── EXTRACTED ENTRIES ──

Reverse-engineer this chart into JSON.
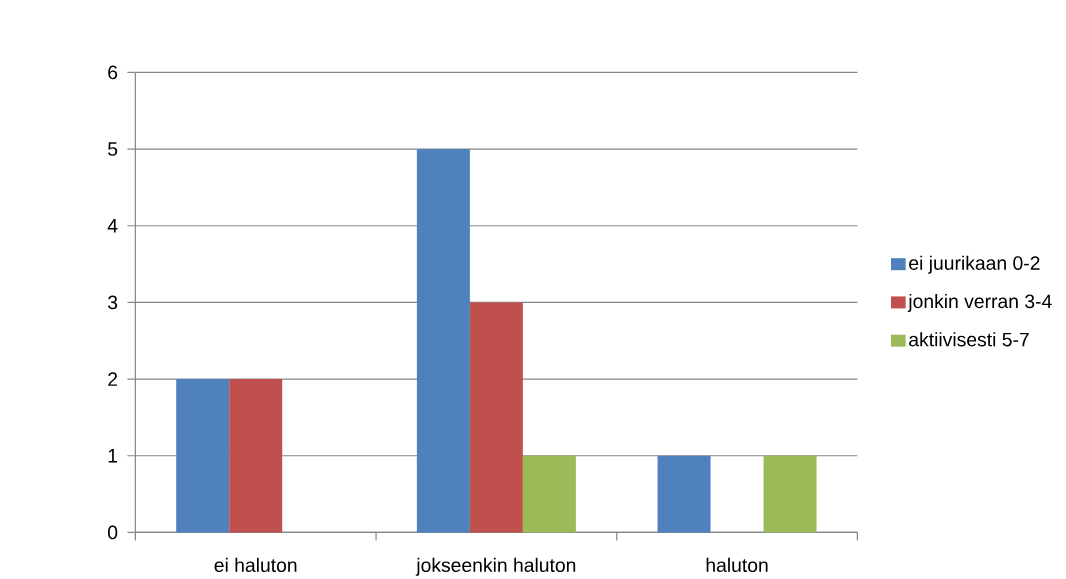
{
  "chart_data": {
    "type": "bar",
    "categories": [
      "ei haluton",
      "jokseenkin haluton",
      "haluton"
    ],
    "series": [
      {
        "name": "ei juurikaan 0-2",
        "color": "#4f81bd",
        "values": [
          2,
          5,
          1
        ]
      },
      {
        "name": "jonkin verran 3-4",
        "color": "#c0504d",
        "values": [
          2,
          3,
          0
        ]
      },
      {
        "name": "aktiivisesti 5-7",
        "color": "#9bbb59",
        "values": [
          0,
          1,
          1
        ]
      }
    ],
    "ylim": [
      0,
      6
    ],
    "yticks": [
      0,
      1,
      2,
      3,
      4,
      5,
      6
    ],
    "grid": "y",
    "legend": "right"
  }
}
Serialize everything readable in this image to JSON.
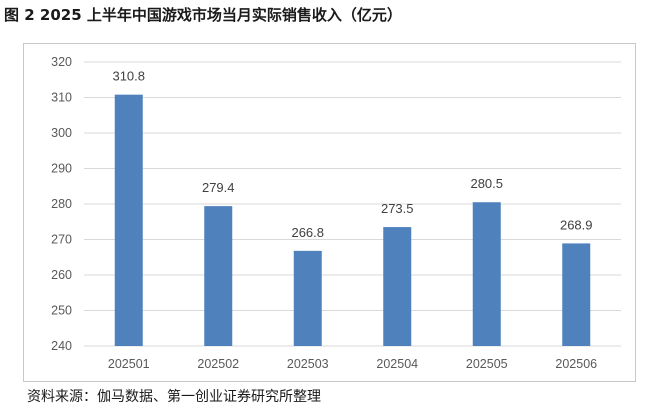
{
  "figure": {
    "title": "图 2   2025 上半年中国游戏市场当月实际销售收入（亿元）",
    "source": "资料来源：伽马数据、第一创业证券研究所整理"
  },
  "chart_data": {
    "type": "bar",
    "categories": [
      "202501",
      "202502",
      "202503",
      "202504",
      "202505",
      "202506"
    ],
    "values": [
      310.8,
      279.4,
      266.8,
      273.5,
      280.5,
      268.9
    ],
    "data_labels": [
      "310.8",
      "279.4",
      "266.8",
      "273.5",
      "280.5",
      "268.9"
    ],
    "title": "",
    "xlabel": "",
    "ylabel": "",
    "ylim": [
      240,
      320
    ],
    "yticks": [
      240,
      250,
      260,
      270,
      280,
      290,
      300,
      310,
      320
    ],
    "grid": true,
    "legend": "none",
    "bar_color": "#4f81bd",
    "grid_color": "#d9d9d9",
    "tick_label_color": "#595959",
    "data_label_color": "#404040"
  }
}
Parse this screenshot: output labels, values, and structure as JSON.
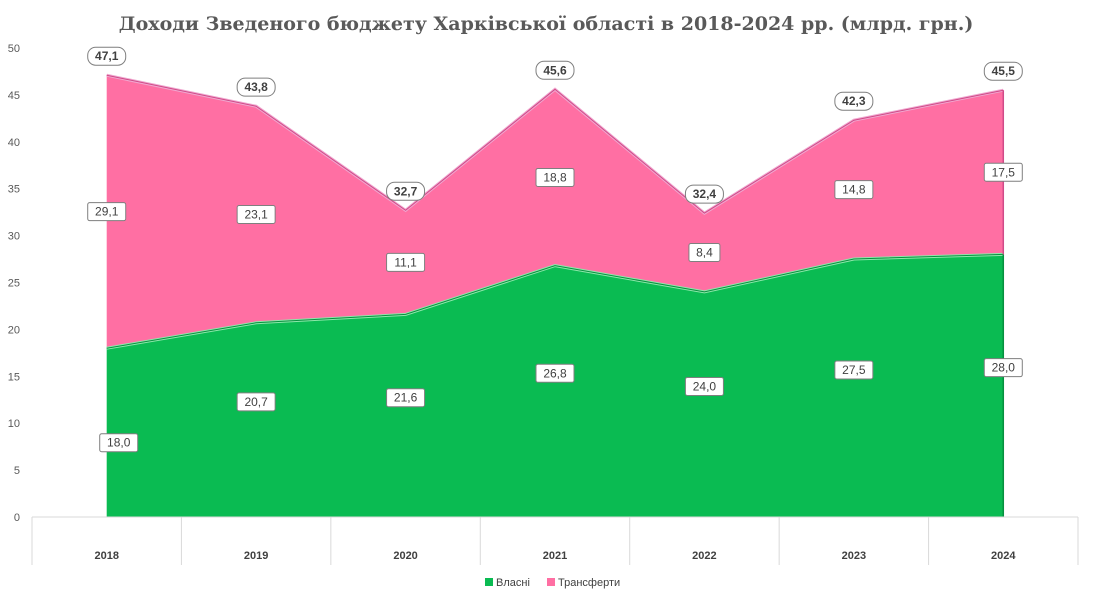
{
  "chart_data": {
    "type": "area",
    "stacked": true,
    "title": "Доходи Зведеного бюджету Харківської області в 2018-2024 рр. (млрд. грн.)",
    "categories": [
      "2018",
      "2019",
      "2020",
      "2021",
      "2022",
      "2023",
      "2024"
    ],
    "series": [
      {
        "name": "Власні",
        "values": [
          18.0,
          20.7,
          21.6,
          26.8,
          24.0,
          27.5,
          28.0
        ],
        "labels": [
          "18,0",
          "20,7",
          "21,6",
          "26,8",
          "24,0",
          "27,5",
          "28,0"
        ],
        "color": "#0abb52"
      },
      {
        "name": "Трансферти",
        "values": [
          29.1,
          23.1,
          11.1,
          18.8,
          8.4,
          14.8,
          17.5
        ],
        "labels": [
          "29,1",
          "23,1",
          "11,1",
          "18,8",
          "8,4",
          "14,8",
          "17,5"
        ],
        "color": "#ff6fa3"
      }
    ],
    "totals": [
      47.1,
      43.8,
      32.7,
      45.6,
      32.4,
      42.3,
      45.5
    ],
    "total_labels": [
      "47,1",
      "43,8",
      "32,7",
      "45,6",
      "32,4",
      "42,3",
      "45,5"
    ],
    "ylim": [
      0,
      50
    ],
    "yticks": [
      "0",
      "5",
      "10",
      "15",
      "20",
      "25",
      "30",
      "35",
      "40",
      "45",
      "50"
    ],
    "ytick_values": [
      0,
      5,
      10,
      15,
      20,
      25,
      30,
      35,
      40,
      45,
      50
    ],
    "legend_position": "bottom",
    "grid": false
  }
}
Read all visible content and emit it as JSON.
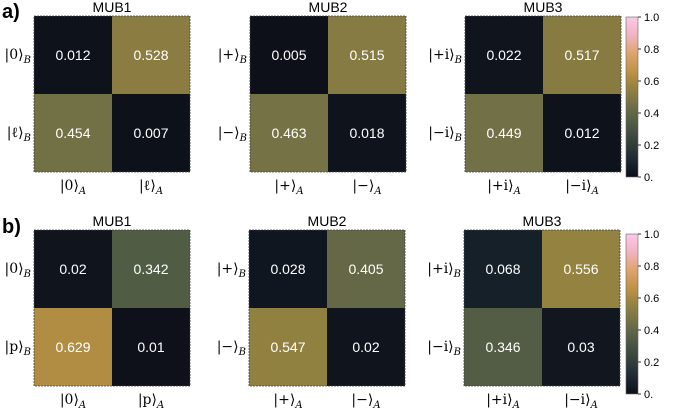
{
  "colors": {
    "colormap": [
      "#0c0f18",
      "#1d2a33",
      "#35433c",
      "#4f5a45",
      "#6f6f47",
      "#948240",
      "#c09346",
      "#e0a46f",
      "#f2b4c2",
      "#fbc9e6"
    ]
  },
  "chart_data": [
    {
      "type": "heatmap",
      "panel": "a)",
      "colorbar": {
        "range": [
          0,
          1
        ],
        "ticks": [
          "1.0",
          "0.8",
          "0.6",
          "0.4",
          "0.2",
          "0."
        ]
      },
      "subplots": [
        {
          "title": "MUB1",
          "rows": [
            {
              "ket": "0",
              "sub": "B"
            },
            {
              "ket": "ℓ",
              "sub": "B"
            }
          ],
          "cols": [
            {
              "ket": "0",
              "sub": "A"
            },
            {
              "ket": "ℓ",
              "sub": "A"
            }
          ],
          "values": [
            [
              0.012,
              0.528
            ],
            [
              0.454,
              0.007
            ]
          ],
          "labels": [
            [
              "0.012",
              "0.528"
            ],
            [
              "0.454",
              "0.007"
            ]
          ]
        },
        {
          "title": "MUB2",
          "rows": [
            {
              "ket": "+",
              "sub": "B"
            },
            {
              "ket": "−",
              "sub": "B"
            }
          ],
          "cols": [
            {
              "ket": "+",
              "sub": "A"
            },
            {
              "ket": "−",
              "sub": "A"
            }
          ],
          "values": [
            [
              0.005,
              0.515
            ],
            [
              0.463,
              0.018
            ]
          ],
          "labels": [
            [
              "0.005",
              "0.515"
            ],
            [
              "0.463",
              "0.018"
            ]
          ]
        },
        {
          "title": "MUB3",
          "rows": [
            {
              "ket": "+i",
              "sub": "B"
            },
            {
              "ket": "−i",
              "sub": "B"
            }
          ],
          "cols": [
            {
              "ket": "+i",
              "sub": "A"
            },
            {
              "ket": "−i",
              "sub": "A"
            }
          ],
          "values": [
            [
              0.022,
              0.517
            ],
            [
              0.449,
              0.012
            ]
          ],
          "labels": [
            [
              "0.022",
              "0.517"
            ],
            [
              "0.449",
              "0.012"
            ]
          ]
        }
      ]
    },
    {
      "type": "heatmap",
      "panel": "b)",
      "colorbar": {
        "range": [
          0,
          1
        ],
        "ticks": [
          "1.0",
          "0.8",
          "0.6",
          "0.4",
          "0.2",
          "0."
        ]
      },
      "subplots": [
        {
          "title": "MUB1",
          "rows": [
            {
              "ket": "0",
              "sub": "B"
            },
            {
              "ket": "p",
              "sub": "B"
            }
          ],
          "cols": [
            {
              "ket": "0",
              "sub": "A"
            },
            {
              "ket": "p",
              "sub": "A"
            }
          ],
          "values": [
            [
              0.02,
              0.342
            ],
            [
              0.629,
              0.01
            ]
          ],
          "labels": [
            [
              "0.02",
              "0.342"
            ],
            [
              "0.629",
              "0.01"
            ]
          ]
        },
        {
          "title": "MUB2",
          "rows": [
            {
              "ket": "+",
              "sub": "B"
            },
            {
              "ket": "−",
              "sub": "B"
            }
          ],
          "cols": [
            {
              "ket": "+",
              "sub": "A"
            },
            {
              "ket": "−",
              "sub": "A"
            }
          ],
          "values": [
            [
              0.028,
              0.405
            ],
            [
              0.547,
              0.02
            ]
          ],
          "labels": [
            [
              "0.028",
              "0.405"
            ],
            [
              "0.547",
              "0.02"
            ]
          ]
        },
        {
          "title": "MUB3",
          "rows": [
            {
              "ket": "+i",
              "sub": "B"
            },
            {
              "ket": "−i",
              "sub": "B"
            }
          ],
          "cols": [
            {
              "ket": "+i",
              "sub": "A"
            },
            {
              "ket": "−i",
              "sub": "A"
            }
          ],
          "values": [
            [
              0.068,
              0.556
            ],
            [
              0.346,
              0.03
            ]
          ],
          "labels": [
            [
              "0.068",
              "0.556"
            ],
            [
              "0.346",
              "0.03"
            ]
          ]
        }
      ]
    }
  ]
}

───

INSTRUCTIONS FOR THE TASK: Leave the pictures out and reproduce all of the records exactly.

ANSWER BELOW:
Reverse-engineer this chart into JSON.
{
  "chart_data": {
    "type": "bar",
    "categories": [
      "ei haluton",
      "jokseenkin haluton",
      "haluton"
    ],
    "series": [
      {
        "name": "ei juurikaan 0-2",
        "color": "#4f81bd",
        "values": [
          2,
          5,
          1
        ]
      },
      {
        "name": "jonkin verran 3-4",
        "color": "#c0504d",
        "values": [
          2,
          3,
          0
        ]
      },
      {
        "name": "aktiivisesti 5-7",
        "color": "#9bbb59",
        "values": [
          0,
          1,
          1
        ]
      }
    ],
    "ylim": [
      0,
      6
    ],
    "yticks": [
      0,
      1,
      2,
      3,
      4,
      5,
      6
    ],
    "grid": "y",
    "legend": "right"
  }
}
Serialize everything readable in this image to JSON.
{
  "figure": {
    "title": "图 2   2025 上半年中国游戏市场当月实际销售收入（亿元）",
    "source": "资料来源：伽马数据、第一创业证券研究所整理"
  },
  "chart_data": {
    "type": "bar",
    "categories": [
      "202501",
      "202502",
      "202503",
      "202504",
      "202505",
      "202506"
    ],
    "values": [
      310.8,
      279.4,
      266.8,
      273.5,
      280.5,
      268.9
    ],
    "data_labels": [
      "310.8",
      "279.4",
      "266.8",
      "273.5",
      "280.5",
      "268.9"
    ],
    "title": "",
    "xlabel": "",
    "ylabel": "",
    "ylim": [
      240,
      320
    ],
    "yticks": [
      240,
      250,
      260,
      270,
      280,
      290,
      300,
      310,
      320
    ],
    "grid": true,
    "legend": "none",
    "bar_color": "#4f81bd",
    "grid_color": "#d9d9d9",
    "tick_label_color": "#595959",
    "data_label_color": "#404040"
  }
}
Parse this screenshot: output labels, values, and structure as JSON.
{
  "chart_data": {
    "type": "area",
    "stacked": true,
    "title": "Доходи Зведеного бюджету Харківської області в 2018-2024 рр. (млрд. грн.)",
    "categories": [
      "2018",
      "2019",
      "2020",
      "2021",
      "2022",
      "2023",
      "2024"
    ],
    "series": [
      {
        "name": "Власні",
        "values": [
          18.0,
          20.7,
          21.6,
          26.8,
          24.0,
          27.5,
          28.0
        ],
        "labels": [
          "18,0",
          "20,7",
          "21,6",
          "26,8",
          "24,0",
          "27,5",
          "28,0"
        ],
        "color": "#0abb52"
      },
      {
        "name": "Трансферти",
        "values": [
          29.1,
          23.1,
          11.1,
          18.8,
          8.4,
          14.8,
          17.5
        ],
        "labels": [
          "29,1",
          "23,1",
          "11,1",
          "18,8",
          "8,4",
          "14,8",
          "17,5"
        ],
        "color": "#ff6fa3"
      }
    ],
    "totals": [
      47.1,
      43.8,
      32.7,
      45.6,
      32.4,
      42.3,
      45.5
    ],
    "total_labels": [
      "47,1",
      "43,8",
      "32,7",
      "45,6",
      "32,4",
      "42,3",
      "45,5"
    ],
    "ylim": [
      0,
      50
    ],
    "yticks": [
      "0",
      "5",
      "10",
      "15",
      "20",
      "25",
      "30",
      "35",
      "40",
      "45",
      "50"
    ],
    "ytick_values": [
      0,
      5,
      10,
      15,
      20,
      25,
      30,
      35,
      40,
      45,
      50
    ],
    "legend_position": "bottom",
    "grid": false
  }
}
Read all visible content and emit it as JSON.
{
  "colors": {
    "colormap": [
      "#0c0f18",
      "#1d2a33",
      "#35433c",
      "#4f5a45",
      "#6f6f47",
      "#948240",
      "#c09346",
      "#e0a46f",
      "#f2b4c2",
      "#fbc9e6"
    ]
  },
  "chart_data": [
    {
      "type": "heatmap",
      "panel": "a)",
      "colorbar": {
        "range": [
          0,
          1
        ],
        "ticks": [
          "1.0",
          "0.8",
          "0.6",
          "0.4",
          "0.2",
          "0."
        ]
      },
      "subplots": [
        {
          "title": "MUB1",
          "rows": [
            {
              "ket": "0",
              "sub": "B"
            },
            {
              "ket": "ℓ",
              "sub": "B"
            }
          ],
          "cols": [
            {
              "ket": "0",
              "sub": "A"
            },
            {
              "ket": "ℓ",
              "sub": "A"
            }
          ],
          "values": [
            [
              0.012,
              0.528
            ],
            [
              0.454,
              0.007
            ]
          ],
          "labels": [
            [
              "0.012",
              "0.528"
            ],
            [
              "0.454",
              "0.007"
            ]
          ]
        },
        {
          "title": "MUB2",
          "rows": [
            {
              "ket": "+",
              "sub": "B"
            },
            {
              "ket": "−",
              "sub": "B"
            }
          ],
          "cols": [
            {
              "ket": "+",
              "sub": "A"
            },
            {
              "ket": "−",
              "sub": "A"
            }
          ],
          "values": [
            [
              0.005,
              0.515
            ],
            [
              0.463,
              0.018
            ]
          ],
          "labels": [
            [
              "0.005",
              "0.515"
            ],
            [
              "0.463",
              "0.018"
            ]
          ]
        },
        {
          "title": "MUB3",
          "rows": [
            {
              "ket": "+i",
              "sub": "B"
            },
            {
              "ket": "−i",
              "sub": "B"
            }
          ],
          "cols": [
            {
              "ket": "+i",
              "sub": "A"
            },
            {
              "ket": "−i",
              "sub": "A"
            }
          ],
          "values": [
            [
              0.022,
              0.517
            ],
            [
              0.449,
              0.012
            ]
          ],
          "labels": [
            [
              "0.022",
              "0.517"
            ],
            [
              "0.449",
              "0.012"
            ]
          ]
        }
      ]
    },
    {
      "type": "heatmap",
      "panel": "b)",
      "colorbar": {
        "range": [
          0,
          1
        ],
        "ticks": [
          "1.0",
          "0.8",
          "0.6",
          "0.4",
          "0.2",
          "0."
        ]
      },
      "subplots": [
        {
          "title": "MUB1",
          "rows": [
            {
              "ket": "0",
              "sub": "B"
            },
            {
              "ket": "p",
              "sub": "B"
            }
          ],
          "cols": [
            {
              "ket": "0",
              "sub": "A"
            },
            {
              "ket": "p",
              "sub": "A"
            }
          ],
          "values": [
            [
              0.02,
              0.342
            ],
            [
              0.629,
              0.01
            ]
          ],
          "labels": [
            [
              "0.02",
              "0.342"
            ],
            [
              "0.629",
              "0.01"
            ]
          ]
        },
        {
          "title": "MUB2",
          "rows": [
            {
              "ket": "+",
              "sub": "B"
            },
            {
              "ket": "−",
              "sub": "B"
            }
          ],
          "cols": [
            {
              "ket": "+",
              "sub": "A"
            },
            {
              "ket": "−",
              "sub": "A"
            }
          ],
          "values": [
            [
              0.028,
              0.405
            ],
            [
              0.547,
              0.02
            ]
          ],
          "labels": [
            [
              "0.028",
              "0.405"
            ],
            [
              "0.547",
              "0.02"
            ]
          ]
        },
        {
          "title": "MUB3",
          "rows": [
            {
              "ket": "+i",
              "sub": "B"
            },
            {
              "ket": "−i",
              "sub": "B"
            }
          ],
          "cols": [
            {
              "ket": "+i",
              "sub": "A"
            },
            {
              "ket": "−i",
              "sub": "A"
            }
          ],
          "values": [
            [
              0.068,
              0.556
            ],
            [
              0.346,
              0.03
            ]
          ],
          "labels": [
            [
              "0.068",
              "0.556"
            ],
            [
              "0.346",
              "0.03"
            ]
          ]
        }
      ]
    }
  ]
}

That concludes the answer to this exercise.